» **What the task requires**
Show all lines holding "background".
•••••
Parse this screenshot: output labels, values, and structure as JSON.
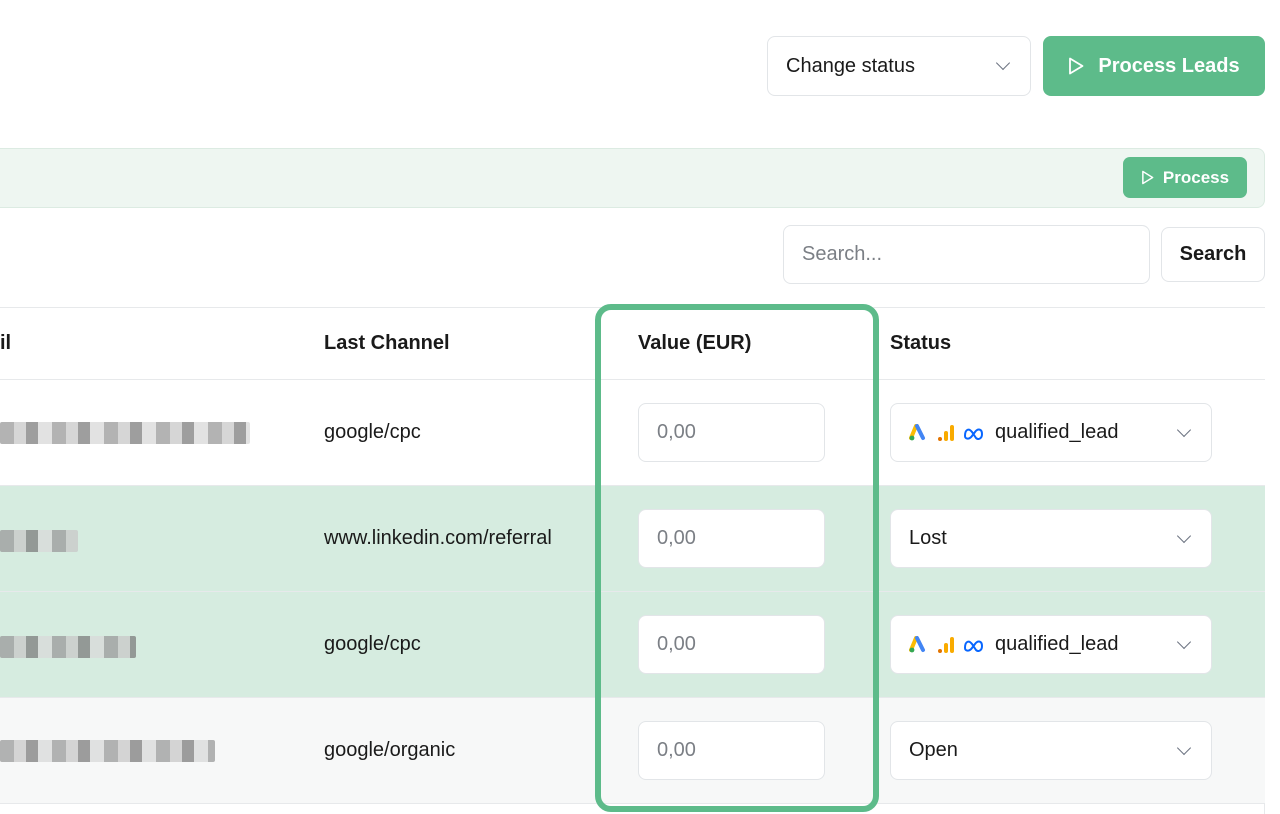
{
  "toolbar": {
    "change_status_label": "Change status",
    "process_leads_label": "Process Leads"
  },
  "banner": {
    "process_label": "Process"
  },
  "search": {
    "placeholder": "Search...",
    "button_label": "Search"
  },
  "table": {
    "columns": {
      "email": "il",
      "last_channel": "Last Channel",
      "value": "Value (EUR)",
      "status": "Status"
    },
    "rows": [
      {
        "channel": "google/cpc",
        "value_placeholder": "0,00",
        "status": "qualified_lead",
        "status_icons": [
          "google-ads-icon",
          "google-analytics-icon",
          "meta-icon"
        ],
        "background": "#ffffff"
      },
      {
        "channel": "www.linkedin.com/referral",
        "value_placeholder": "0,00",
        "status": "Lost",
        "status_icons": [],
        "background": "#d6ece0"
      },
      {
        "channel": "google/cpc",
        "value_placeholder": "0,00",
        "status": "qualified_lead",
        "status_icons": [
          "google-ads-icon",
          "google-analytics-icon",
          "meta-icon"
        ],
        "background": "#d6ece0"
      },
      {
        "channel": "google/organic",
        "value_placeholder": "0,00",
        "status": "Open",
        "status_icons": [],
        "background": "#f7f8f8"
      }
    ]
  },
  "colors": {
    "accent": "#5dbb8a",
    "highlight_border": "#5dbb8a",
    "row_selected": "#d6ece0",
    "banner_bg": "#eef6f1"
  }
}
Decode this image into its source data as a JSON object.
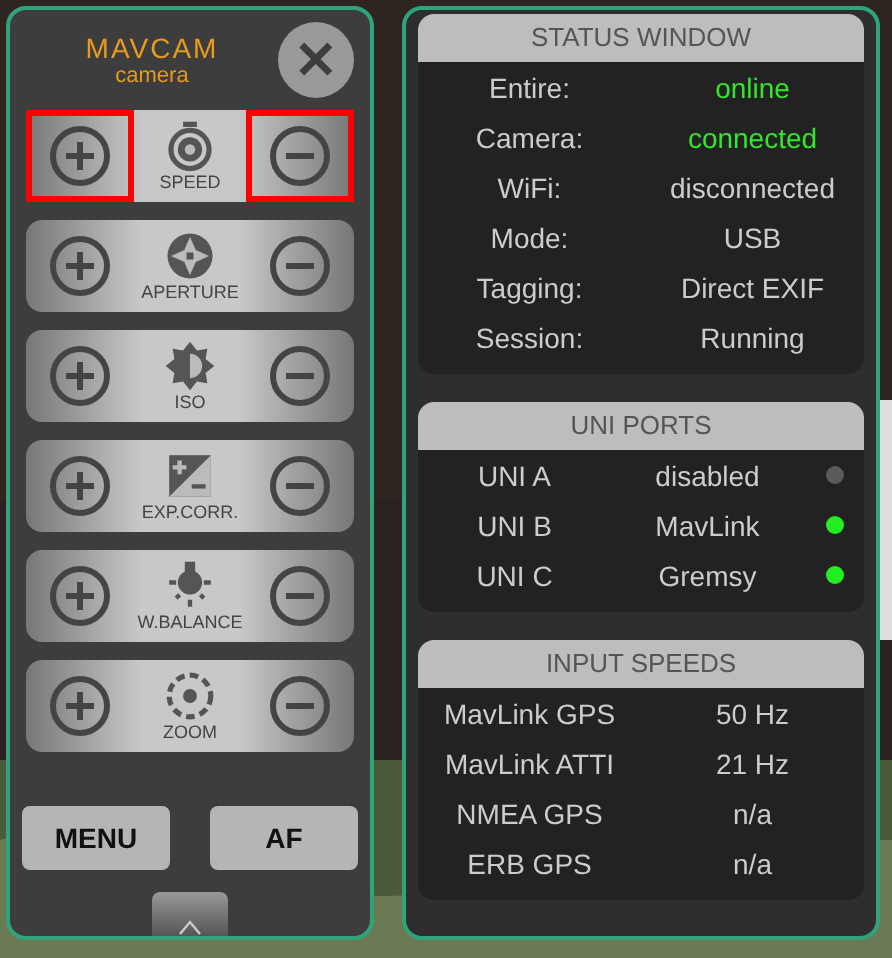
•••••
» **Answer to the problem**
        "background": "#ffffff"
        "background": "#d6ece0"
        "background": "#d6ece0"
        "background": "#f7f8f8"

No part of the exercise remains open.